RECORDS PROVIDED:
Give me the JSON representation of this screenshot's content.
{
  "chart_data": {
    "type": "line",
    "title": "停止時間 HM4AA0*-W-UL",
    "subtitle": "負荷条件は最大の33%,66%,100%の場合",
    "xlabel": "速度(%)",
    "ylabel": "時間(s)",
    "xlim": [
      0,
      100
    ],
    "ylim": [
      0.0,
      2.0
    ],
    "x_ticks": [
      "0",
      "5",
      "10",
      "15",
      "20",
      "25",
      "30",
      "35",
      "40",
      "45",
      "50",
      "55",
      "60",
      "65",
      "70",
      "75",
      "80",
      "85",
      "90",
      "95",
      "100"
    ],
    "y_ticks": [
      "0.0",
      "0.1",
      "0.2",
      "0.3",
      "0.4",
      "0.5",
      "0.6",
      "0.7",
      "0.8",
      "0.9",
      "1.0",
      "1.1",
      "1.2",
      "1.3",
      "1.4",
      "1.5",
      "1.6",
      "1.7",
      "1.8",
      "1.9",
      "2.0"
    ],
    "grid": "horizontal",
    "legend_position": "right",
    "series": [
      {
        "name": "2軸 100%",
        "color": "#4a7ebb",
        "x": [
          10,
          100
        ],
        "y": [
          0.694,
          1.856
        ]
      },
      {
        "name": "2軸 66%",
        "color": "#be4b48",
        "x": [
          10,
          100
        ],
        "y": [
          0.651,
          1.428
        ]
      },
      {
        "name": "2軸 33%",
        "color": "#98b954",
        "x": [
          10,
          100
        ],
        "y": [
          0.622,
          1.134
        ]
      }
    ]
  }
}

INSTRUCTIONS FOR THE TASK:
Search the entries for the word "color", then list each line that holds it.

SOLVED EXERCISE:
        "color": "#4a7ebb",
        "color": "#be4b48",
        "color": "#98b954",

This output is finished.